| LIST OF TASKS |
(A) In the support vector machines page, what expression gives the margin width?
(B) From the support vector machines page, please list every term that the passage beginning "That center line is the decision boundary." assigns to a part of the street, with the part each one names.

| QUOTED PASSAGE |
Skip to content

15. Support Vector Machines — the widest street between two document classes

Seven minutes. One street. One rope. Why the boundary with the most breathing room generalizes best.

Built on the ELI5 in 00-eli5.md. The feature list becomes a point in space, the prediction is which side of the street the document lands on, and the confidence score is usually distance from the street.


The picture before math

See. Two document classes sit on a 2D chart — one left-bottom, one right-top. Many straight lines can separate them.

SVM asks a stricter question: not "which line separates?" but "which line leaves the widest empty street between the two groups?"

class A documents          class B documents
x  x  x                    o  o  o
x  x                       o  o
-------------?-------------   many lines can separate
======== widest street ========
----------- center line -------
That center line is the decision boundary. The street edges are the margins. The points touching the curb are the support vectors.

If the street is wide, small TF-IDF noise will not flip the class label. If the street is narrow, one tiny word-count shift can cross the road.

The feature list becomes a point in space. The class label is which side of the street the point lands on. The confidence score is usually distance from the street, though raw SVM scores are not calibrated probabilities.

Why the widest street helps

Imagine two models. Model A draws the boundary hugging one class. Model B draws it in the middle with room on both sides.

A noisy word count arrives tomorrow. Which model breaks first? Model A.

That is overfitting. It memorized the exact training documents. SVM fights this by preferring margin. Wide margin means robustness. Wide margin means better generalization.

Support vectors — the few documents that matter

Most points do not matter directly. Only the closest points matter. Those are the support vectors.

far class A    far class A        far class B
x                    x                    o
        x   | margin |  boundary | margin |   o
            |        |           |        |
          support                         support
          vector                          vector
Move a far-away point slightly. The street hardly changes. Move a support vector. The whole street shifts.

So in the document picture, SVM is the model saying: "Ignore the easy documents. Show me the borderline cases. Those decide the rule."

The formula, lightly

For a linear SVM, the boundary is:

w · x + b = 0
x is the feature list. w is the direction perpendicular to the street. b shifts the street. Prediction is the sign:
if w · x + b > 0  → class B
if w · x + b < 0  → class A
The margin width is:
margin width = 2 / ||w||
So maximizing margin means minimizing ||w|| while still classifying correctly. Big picture first. Small ||w|| means a gentler boundary. A gentler boundary means a wider street.

| RECORDED DATA |
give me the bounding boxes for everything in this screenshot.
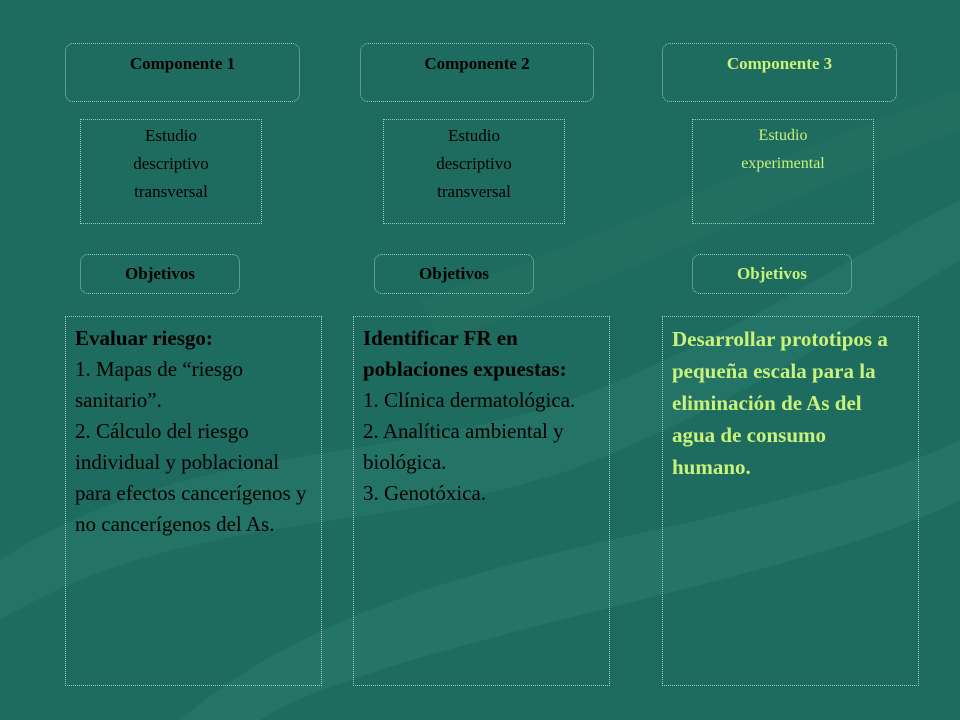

| RESPONSE LIST |
(A) 2 / ||w||

(B)
- Decision boundary: the center line
- Margins: the street edges
- Support vectors: the points touching the curb